> **AIM**
Send back all the data below, exactly as given.

> **DATASET RECORDS**
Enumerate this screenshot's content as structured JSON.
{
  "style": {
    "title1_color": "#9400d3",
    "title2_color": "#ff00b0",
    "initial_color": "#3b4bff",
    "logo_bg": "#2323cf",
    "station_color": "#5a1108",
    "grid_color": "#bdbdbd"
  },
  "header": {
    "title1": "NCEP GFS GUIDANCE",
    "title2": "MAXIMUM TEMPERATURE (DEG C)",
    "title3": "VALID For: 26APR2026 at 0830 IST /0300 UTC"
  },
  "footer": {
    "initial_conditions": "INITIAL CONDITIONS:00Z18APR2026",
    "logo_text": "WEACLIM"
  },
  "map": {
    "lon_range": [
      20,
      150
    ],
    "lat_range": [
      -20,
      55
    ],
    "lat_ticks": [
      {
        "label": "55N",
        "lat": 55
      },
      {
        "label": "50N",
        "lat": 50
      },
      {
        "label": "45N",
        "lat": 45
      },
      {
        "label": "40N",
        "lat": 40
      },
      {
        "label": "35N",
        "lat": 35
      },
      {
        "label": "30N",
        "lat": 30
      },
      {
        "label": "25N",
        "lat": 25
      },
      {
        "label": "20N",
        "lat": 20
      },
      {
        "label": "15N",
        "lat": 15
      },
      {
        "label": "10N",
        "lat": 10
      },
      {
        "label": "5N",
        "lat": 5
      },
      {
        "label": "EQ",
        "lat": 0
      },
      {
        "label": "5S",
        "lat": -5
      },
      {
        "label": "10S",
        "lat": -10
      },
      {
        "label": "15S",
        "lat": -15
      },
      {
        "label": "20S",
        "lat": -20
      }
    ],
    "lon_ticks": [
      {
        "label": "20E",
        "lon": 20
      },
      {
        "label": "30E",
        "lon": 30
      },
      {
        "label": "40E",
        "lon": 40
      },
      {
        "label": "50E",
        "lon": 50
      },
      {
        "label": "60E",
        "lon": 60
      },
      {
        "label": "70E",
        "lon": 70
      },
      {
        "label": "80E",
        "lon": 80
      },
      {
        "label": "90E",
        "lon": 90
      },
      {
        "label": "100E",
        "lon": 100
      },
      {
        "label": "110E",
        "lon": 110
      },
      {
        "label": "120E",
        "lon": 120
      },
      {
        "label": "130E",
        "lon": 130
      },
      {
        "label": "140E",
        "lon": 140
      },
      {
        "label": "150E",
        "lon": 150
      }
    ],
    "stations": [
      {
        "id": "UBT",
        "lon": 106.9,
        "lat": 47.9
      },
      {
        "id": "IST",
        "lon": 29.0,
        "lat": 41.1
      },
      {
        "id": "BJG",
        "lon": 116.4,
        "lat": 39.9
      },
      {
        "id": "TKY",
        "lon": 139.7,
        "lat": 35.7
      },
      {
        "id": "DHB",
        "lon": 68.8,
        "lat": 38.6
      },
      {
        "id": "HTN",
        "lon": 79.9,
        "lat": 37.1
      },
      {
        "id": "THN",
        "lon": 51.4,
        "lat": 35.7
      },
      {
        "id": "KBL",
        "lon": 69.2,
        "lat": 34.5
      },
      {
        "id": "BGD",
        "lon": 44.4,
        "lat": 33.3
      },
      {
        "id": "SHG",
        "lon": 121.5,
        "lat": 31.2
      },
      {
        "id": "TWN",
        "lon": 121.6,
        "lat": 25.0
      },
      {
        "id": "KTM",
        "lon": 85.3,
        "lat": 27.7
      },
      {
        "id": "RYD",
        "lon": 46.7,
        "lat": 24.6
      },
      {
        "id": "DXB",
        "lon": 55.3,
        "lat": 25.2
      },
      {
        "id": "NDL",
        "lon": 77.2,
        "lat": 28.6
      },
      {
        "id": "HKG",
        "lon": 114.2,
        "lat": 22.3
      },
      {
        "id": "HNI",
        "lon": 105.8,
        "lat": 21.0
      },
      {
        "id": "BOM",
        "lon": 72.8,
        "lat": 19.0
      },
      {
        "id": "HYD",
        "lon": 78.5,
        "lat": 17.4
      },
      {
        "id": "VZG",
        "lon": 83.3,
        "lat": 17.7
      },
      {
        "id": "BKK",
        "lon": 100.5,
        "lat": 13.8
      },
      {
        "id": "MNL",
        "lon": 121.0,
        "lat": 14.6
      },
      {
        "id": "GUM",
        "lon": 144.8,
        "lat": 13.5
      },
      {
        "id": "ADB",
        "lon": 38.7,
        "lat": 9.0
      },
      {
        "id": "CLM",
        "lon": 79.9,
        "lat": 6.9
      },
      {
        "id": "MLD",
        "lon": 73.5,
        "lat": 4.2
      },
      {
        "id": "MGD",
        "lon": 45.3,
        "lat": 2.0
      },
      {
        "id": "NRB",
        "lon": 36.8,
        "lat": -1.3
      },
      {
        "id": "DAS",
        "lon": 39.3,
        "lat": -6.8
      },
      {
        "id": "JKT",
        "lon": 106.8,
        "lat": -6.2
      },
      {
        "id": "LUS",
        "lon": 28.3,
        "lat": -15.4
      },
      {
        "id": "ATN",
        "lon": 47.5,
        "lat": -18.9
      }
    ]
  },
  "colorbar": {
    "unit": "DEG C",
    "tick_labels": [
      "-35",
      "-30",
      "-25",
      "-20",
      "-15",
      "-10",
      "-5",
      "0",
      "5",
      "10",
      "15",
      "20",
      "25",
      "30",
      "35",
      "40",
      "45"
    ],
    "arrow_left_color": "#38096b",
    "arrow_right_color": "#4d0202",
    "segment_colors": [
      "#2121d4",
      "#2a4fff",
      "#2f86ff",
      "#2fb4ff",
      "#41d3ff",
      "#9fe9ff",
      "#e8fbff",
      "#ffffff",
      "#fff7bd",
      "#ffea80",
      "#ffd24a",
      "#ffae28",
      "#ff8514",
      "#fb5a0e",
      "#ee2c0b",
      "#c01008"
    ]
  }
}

> **RESULT FOR THIS TASK**
Enumerate this screenshot's content as structured JSON.
{
  "style": {
    "title1_color": "#9400d3",
    "title2_color": "#ff00b0",
    "initial_color": "#3b4bff",
    "logo_bg": "#2323cf",
    "station_color": "#5a1108",
    "grid_color": "#bdbdbd"
  },
  "header": {
    "title1": "NCEP GFS GUIDANCE",
    "title2": "MAXIMUM TEMPERATURE (DEG C)",
    "title3": "VALID For: 26APR2026 at 0830 IST /0300 UTC"
  },
  "footer": {
    "initial_conditions": "INITIAL CONDITIONS:00Z18APR2026",
    "logo_text": "WEACLIM"
  },
  "map": {
    "lon_range": [
      20,
      150
    ],
    "lat_range": [
      -20,
      55
    ],
    "lat_ticks": [
      {
        "label": "55N",
        "lat": 55
      },
      {
        "label": "50N",
        "lat": 50
      },
      {
        "label": "45N",
        "lat": 45
      },
      {
        "label": "40N",
        "lat": 40
      },
      {
        "label": "35N",
        "lat": 35
      },
      {
        "label": "30N",
        "lat": 30
      },
      {
        "label": "25N",
        "lat": 25
      },
      {
        "label": "20N",
        "lat": 20
      },
      {
        "label": "15N",
        "lat": 15
      },
      {
        "label": "10N",
        "lat": 10
      },
      {
        "label": "5N",
        "lat": 5
      },
      {
        "label": "EQ",
        "lat": 0
      },
      {
        "label": "5S",
        "lat": -5
      },
      {
        "label": "10S",
        "lat": -10
      },
      {
        "label": "15S",
        "lat": -15
      },
      {
        "label": "20S",
        "lat": -20
      }
    ],
    "lon_ticks": [
      {
        "label": "20E",
        "lon": 20
      },
      {
        "label": "30E",
        "lon": 30
      },
      {
        "label": "40E",
        "lon": 40
      },
      {
        "label": "50E",
        "lon": 50
      },
      {
        "label": "60E",
        "lon": 60
      },
      {
        "label": "70E",
        "lon": 70
      },
      {
        "label": "80E",
        "lon": 80
      },
      {
        "label": "90E",
        "lon": 90
      },
      {
        "label": "100E",
        "lon": 100
      },
      {
        "label": "110E",
        "lon": 110
      },
      {
        "label": "120E",
        "lon": 120
      },
      {
        "label": "130E",
        "lon": 130
      },
      {
        "label": "140E",
        "lon": 140
      },
      {
        "label": "150E",
        "lon": 150
      }
    ],
    "stations": [
      {
        "id": "UBT",
        "lon": 106.9,
        "lat": 47.9
      },
      {
        "id": "IST",
        "lon": 29.0,
        "lat": 41.1
      },
      {
        "id": "BJG",
        "lon": 116.4,
        "lat": 39.9
      },
      {
        "id": "TKY",
        "lon": 139.7,
        "lat": 35.7
      },
      {
        "id": "DHB",
        "lon": 68.8,
        "lat": 38.6
      },
      {
        "id": "HTN",
        "lon": 79.9,
        "lat": 37.1
      },
      {
        "id": "THN",
        "lon": 51.4,
        "lat": 35.7
      },
      {
        "id": "KBL",
        "lon": 69.2,
        "lat": 34.5
      },
      {
        "id": "BGD",
        "lon": 44.4,
        "lat": 33.3
      },
      {
        "id": "SHG",
        "lon": 121.5,
        "lat": 31.2
      },
      {
        "id": "TWN",
        "lon": 121.6,
        "lat": 25.0
      },
      {
        "id": "KTM",
        "lon": 85.3,
        "lat": 27.7
      },
      {
        "id": "RYD",
        "lon": 46.7,
        "lat": 24.6
      },
      {
        "id": "DXB",
        "lon": 55.3,
        "lat": 25.2
      },
      {
        "id": "NDL",
        "lon": 77.2,
        "lat": 28.6
      },
      {
        "id": "HKG",
        "lon": 114.2,
        "lat": 22.3
      },
      {
        "id": "HNI",
        "lon": 105.8,
        "lat": 21.0
      },
      {
        "id": "BOM",
        "lon": 72.8,
        "lat": 19.0
      },
      {
        "id": "HYD",
        "lon": 78.5,
        "lat": 17.4
      },
      {
        "id": "VZG",
        "lon": 83.3,
        "lat": 17.7
      },
      {
        "id": "BKK",
        "lon": 100.5,
        "lat": 13.8
      },
      {
        "id": "MNL",
        "lon": 121.0,
        "lat": 14.6
      },
      {
        "id": "GUM",
        "lon": 144.8,
        "lat": 13.5
      },
      {
        "id": "ADB",
        "lon": 38.7,
        "lat": 9.0
      },
      {
        "id": "CLM",
        "lon": 79.9,
        "lat": 6.9
      },
      {
        "id": "MLD",
        "lon": 73.5,
        "lat": 4.2
      },
      {
        "id": "MGD",
        "lon": 45.3,
        "lat": 2.0
      },
      {
        "id": "NRB",
        "lon": 36.8,
        "lat": -1.3
      },
      {
        "id": "DAS",
        "lon": 39.3,
        "lat": -6.8
      },
      {
        "id": "JKT",
        "lon": 106.8,
        "lat": -6.2
      },
      {
        "id": "LUS",
        "lon": 28.3,
        "lat": -15.4
      },
      {
        "id": "ATN",
        "lon": 47.5,
        "lat": -18.9
      }
    ]
  },
  "colorbar": {
    "unit": "DEG C",
    "tick_labels": [
      "-35",
      "-30",
      "-25",
      "-20",
      "-15",
      "-10",
      "-5",
      "0",
      "5",
      "10",
      "15",
      "20",
      "25",
      "30",
      "35",
      "40",
      "45"
    ],
    "arrow_left_color": "#38096b",
    "arrow_right_color": "#4d0202",
    "segment_colors": [
      "#2121d4",
      "#2a4fff",
      "#2f86ff",
      "#2fb4ff",
      "#41d3ff",
      "#9fe9ff",
      "#e8fbff",
      "#ffffff",
      "#fff7bd",
      "#ffea80",
      "#ffd24a",
      "#ffae28",
      "#ff8514",
      "#fb5a0e",
      "#ee2c0b",
      "#c01008"
    ]
  }
}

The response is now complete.